Check each line of the records below and collect those holding "title".

* * * * *

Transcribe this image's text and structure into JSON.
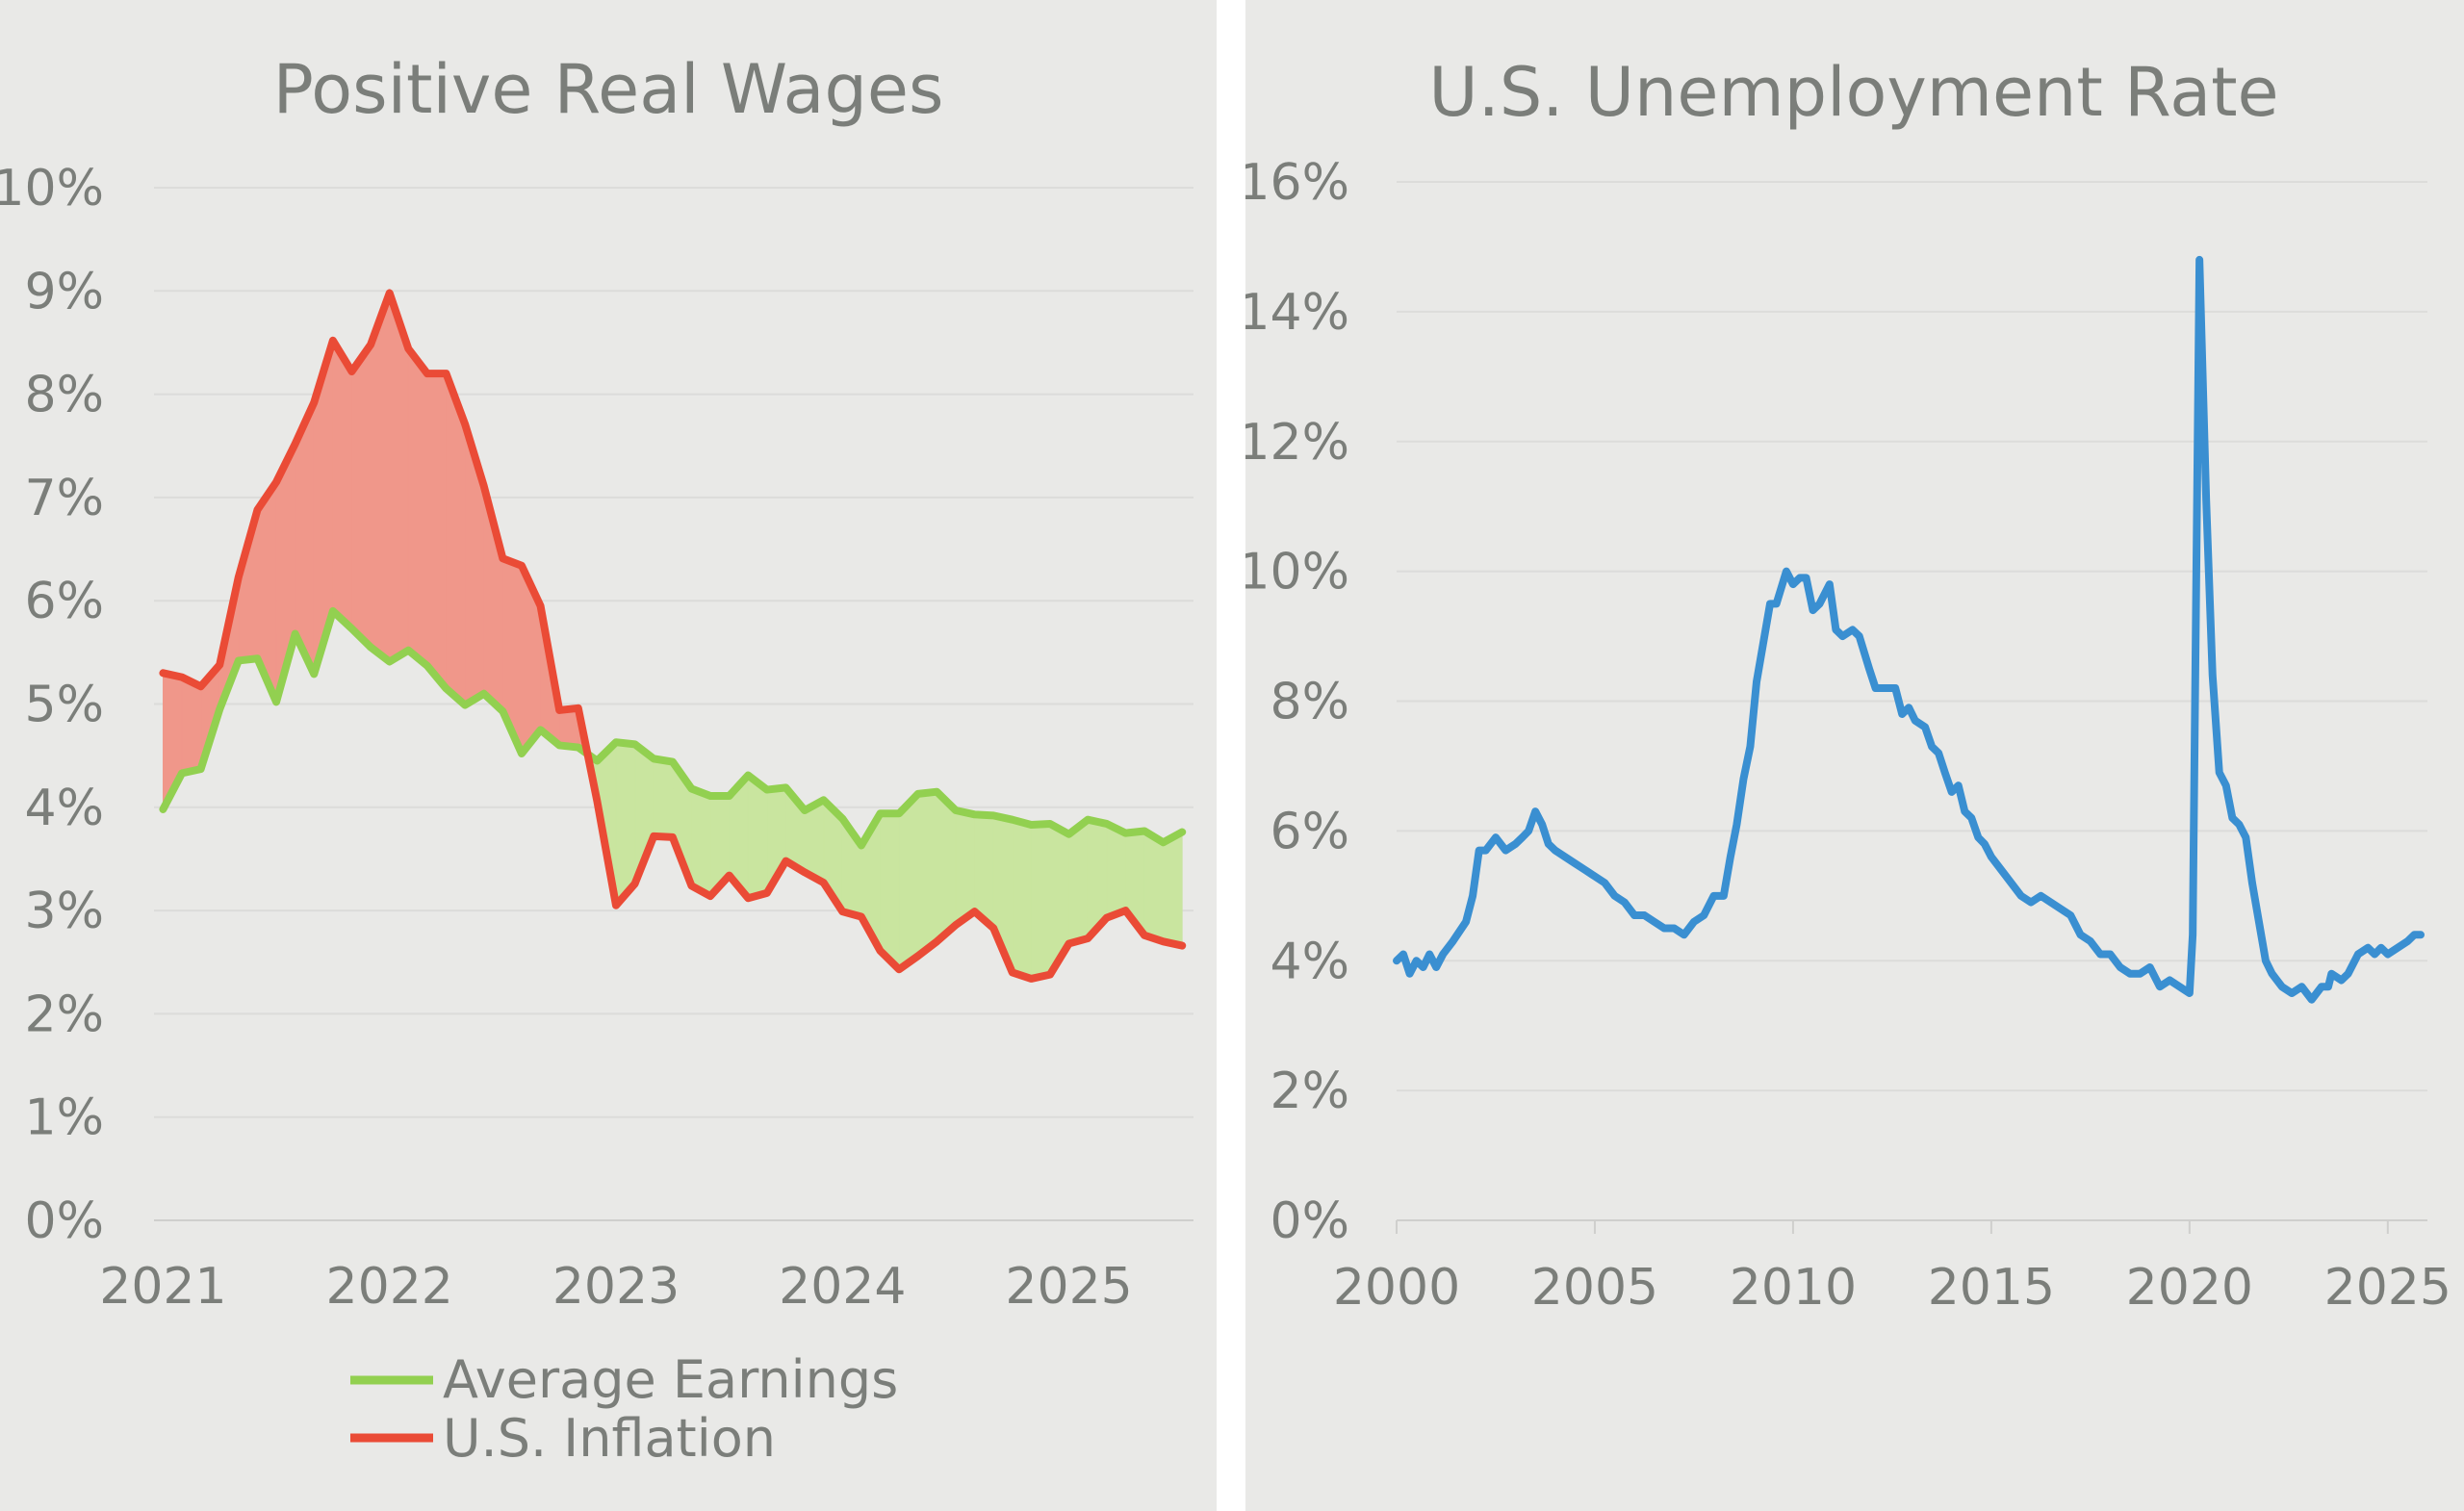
{
  "chart_data": [
    {
      "type": "line",
      "title": "Positive Real Wages",
      "xlabel": "",
      "ylabel": "",
      "x_start": 2021.0,
      "x_step_months": 1,
      "x_ticks": [
        "2021",
        "2022",
        "2023",
        "2024",
        "2025"
      ],
      "x_tick_values": [
        2021,
        2022,
        2023,
        2024,
        2025
      ],
      "y_ticks": [
        "0%",
        "1%",
        "2%",
        "3%",
        "4%",
        "5%",
        "6%",
        "7%",
        "8%",
        "9%",
        "10%"
      ],
      "y_tick_values": [
        0,
        1,
        2,
        3,
        4,
        5,
        6,
        7,
        8,
        9,
        10
      ],
      "xlim": [
        2020.96,
        2025.55
      ],
      "ylim": [
        0,
        10
      ],
      "grid": true,
      "legend_position": "bottom",
      "fill_between": true,
      "fill_colors": {
        "inflation_above": "#f0978a",
        "earnings_above": "#c9e59f"
      },
      "series": [
        {
          "name": "Average Earnings",
          "color": "#92d050",
          "values": [
            3.98,
            4.33,
            4.37,
            4.95,
            5.42,
            5.44,
            5.02,
            5.68,
            5.29,
            5.9,
            5.73,
            5.55,
            5.41,
            5.52,
            5.37,
            5.15,
            4.99,
            5.1,
            4.93,
            4.52,
            4.75,
            4.6,
            4.58,
            4.45,
            4.63,
            4.61,
            4.47,
            4.44,
            4.18,
            4.11,
            4.11,
            4.31,
            4.17,
            4.19,
            3.97,
            4.07,
            3.89,
            3.63,
            3.94,
            3.94,
            4.13,
            4.15,
            3.97,
            3.93,
            3.92,
            3.88,
            3.83,
            3.84,
            3.74,
            3.88,
            3.84,
            3.75,
            3.77,
            3.66,
            3.76
          ]
        },
        {
          "name": "U.S. Inflation",
          "color": "#ea4b36",
          "values": [
            5.3,
            5.26,
            5.17,
            5.38,
            6.23,
            6.88,
            7.15,
            7.52,
            7.92,
            8.52,
            8.22,
            8.48,
            8.98,
            8.44,
            8.2,
            8.2,
            7.71,
            7.11,
            6.41,
            6.34,
            5.95,
            4.94,
            4.96,
            4.06,
            3.05,
            3.26,
            3.72,
            3.71,
            3.24,
            3.14,
            3.34,
            3.12,
            3.17,
            3.48,
            3.37,
            3.27,
            2.99,
            2.94,
            2.61,
            2.43,
            2.56,
            2.7,
            2.86,
            2.99,
            2.83,
            2.4,
            2.34,
            2.38,
            2.68,
            2.73,
            2.93,
            3.0,
            2.76,
            2.7,
            2.66
          ]
        }
      ]
    },
    {
      "type": "line",
      "title": "U.S. Unemployment Rate",
      "xlabel": "",
      "ylabel": "",
      "x_ticks": [
        "2000",
        "2005",
        "2010",
        "2015",
        "2020",
        "2025"
      ],
      "x_tick_values": [
        2000,
        2005,
        2010,
        2015,
        2020,
        2025
      ],
      "y_ticks": [
        "0%",
        "2%",
        "4%",
        "6%",
        "8%",
        "10%",
        "12%",
        "14%",
        "16%"
      ],
      "y_tick_values": [
        0,
        2,
        4,
        6,
        8,
        10,
        12,
        14,
        16
      ],
      "xlim": [
        2000,
        2026
      ],
      "ylim": [
        0,
        16
      ],
      "grid": true,
      "series": [
        {
          "name": "",
          "color": "#3a8fd1",
          "points": [
            [
              2000.0,
              4.0
            ],
            [
              2000.17,
              4.1
            ],
            [
              2000.33,
              3.8
            ],
            [
              2000.5,
              4.0
            ],
            [
              2000.67,
              3.9
            ],
            [
              2000.83,
              4.1
            ],
            [
              2001.0,
              3.9
            ],
            [
              2001.17,
              4.1
            ],
            [
              2001.42,
              4.3
            ],
            [
              2001.75,
              4.6
            ],
            [
              2001.92,
              5.0
            ],
            [
              2002.08,
              5.7
            ],
            [
              2002.25,
              5.7
            ],
            [
              2002.5,
              5.9
            ],
            [
              2002.75,
              5.7
            ],
            [
              2003.0,
              5.8
            ],
            [
              2003.17,
              5.9
            ],
            [
              2003.33,
              6.0
            ],
            [
              2003.5,
              6.3
            ],
            [
              2003.67,
              6.1
            ],
            [
              2003.83,
              5.8
            ],
            [
              2004.0,
              5.7
            ],
            [
              2004.25,
              5.6
            ],
            [
              2004.5,
              5.5
            ],
            [
              2004.75,
              5.4
            ],
            [
              2005.0,
              5.3
            ],
            [
              2005.25,
              5.2
            ],
            [
              2005.5,
              5.0
            ],
            [
              2005.75,
              4.9
            ],
            [
              2006.0,
              4.7
            ],
            [
              2006.25,
              4.7
            ],
            [
              2006.5,
              4.6
            ],
            [
              2006.75,
              4.5
            ],
            [
              2007.0,
              4.5
            ],
            [
              2007.25,
              4.4
            ],
            [
              2007.5,
              4.6
            ],
            [
              2007.75,
              4.7
            ],
            [
              2008.0,
              5.0
            ],
            [
              2008.25,
              5.0
            ],
            [
              2008.42,
              5.6
            ],
            [
              2008.58,
              6.1
            ],
            [
              2008.75,
              6.8
            ],
            [
              2008.92,
              7.3
            ],
            [
              2009.08,
              8.3
            ],
            [
              2009.25,
              8.9
            ],
            [
              2009.42,
              9.5
            ],
            [
              2009.58,
              9.5
            ],
            [
              2009.83,
              10.0
            ],
            [
              2010.0,
              9.8
            ],
            [
              2010.17,
              9.9
            ],
            [
              2010.33,
              9.9
            ],
            [
              2010.5,
              9.4
            ],
            [
              2010.67,
              9.5
            ],
            [
              2010.92,
              9.8
            ],
            [
              2011.08,
              9.1
            ],
            [
              2011.25,
              9.0
            ],
            [
              2011.5,
              9.1
            ],
            [
              2011.67,
              9.0
            ],
            [
              2011.92,
              8.5
            ],
            [
              2012.08,
              8.2
            ],
            [
              2012.33,
              8.2
            ],
            [
              2012.58,
              8.2
            ],
            [
              2012.75,
              7.8
            ],
            [
              2012.92,
              7.9
            ],
            [
              2013.08,
              7.7
            ],
            [
              2013.33,
              7.6
            ],
            [
              2013.5,
              7.3
            ],
            [
              2013.67,
              7.2
            ],
            [
              2013.83,
              6.9
            ],
            [
              2014.0,
              6.6
            ],
            [
              2014.17,
              6.7
            ],
            [
              2014.33,
              6.3
            ],
            [
              2014.5,
              6.2
            ],
            [
              2014.67,
              5.9
            ],
            [
              2014.83,
              5.8
            ],
            [
              2015.0,
              5.6
            ],
            [
              2015.25,
              5.4
            ],
            [
              2015.5,
              5.2
            ],
            [
              2015.75,
              5.0
            ],
            [
              2016.0,
              4.9
            ],
            [
              2016.25,
              5.0
            ],
            [
              2016.5,
              4.9
            ],
            [
              2016.75,
              4.8
            ],
            [
              2017.0,
              4.7
            ],
            [
              2017.25,
              4.4
            ],
            [
              2017.5,
              4.3
            ],
            [
              2017.75,
              4.1
            ],
            [
              2018.0,
              4.1
            ],
            [
              2018.25,
              3.9
            ],
            [
              2018.5,
              3.8
            ],
            [
              2018.75,
              3.8
            ],
            [
              2019.0,
              3.9
            ],
            [
              2019.25,
              3.6
            ],
            [
              2019.5,
              3.7
            ],
            [
              2019.75,
              3.6
            ],
            [
              2020.0,
              3.5
            ],
            [
              2020.08,
              4.4
            ],
            [
              2020.25,
              14.8
            ],
            [
              2020.42,
              11.1
            ],
            [
              2020.58,
              8.4
            ],
            [
              2020.75,
              6.9
            ],
            [
              2020.92,
              6.7
            ],
            [
              2021.08,
              6.2
            ],
            [
              2021.25,
              6.1
            ],
            [
              2021.42,
              5.9
            ],
            [
              2021.58,
              5.2
            ],
            [
              2021.75,
              4.6
            ],
            [
              2021.92,
              4.0
            ],
            [
              2022.08,
              3.8
            ],
            [
              2022.33,
              3.6
            ],
            [
              2022.58,
              3.5
            ],
            [
              2022.83,
              3.6
            ],
            [
              2023.08,
              3.4
            ],
            [
              2023.33,
              3.6
            ],
            [
              2023.5,
              3.6
            ],
            [
              2023.58,
              3.8
            ],
            [
              2023.83,
              3.7
            ],
            [
              2024.0,
              3.8
            ],
            [
              2024.25,
              4.1
            ],
            [
              2024.5,
              4.2
            ],
            [
              2024.67,
              4.1
            ],
            [
              2024.83,
              4.2
            ],
            [
              2025.0,
              4.1
            ],
            [
              2025.25,
              4.2
            ],
            [
              2025.5,
              4.3
            ],
            [
              2025.67,
              4.4
            ],
            [
              2025.83,
              4.4
            ]
          ]
        }
      ]
    }
  ]
}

* * * * *

▶ THE SOLUTION:
      "title": "Positive Real Wages",
      "title": "U.S. Unemployment Rate",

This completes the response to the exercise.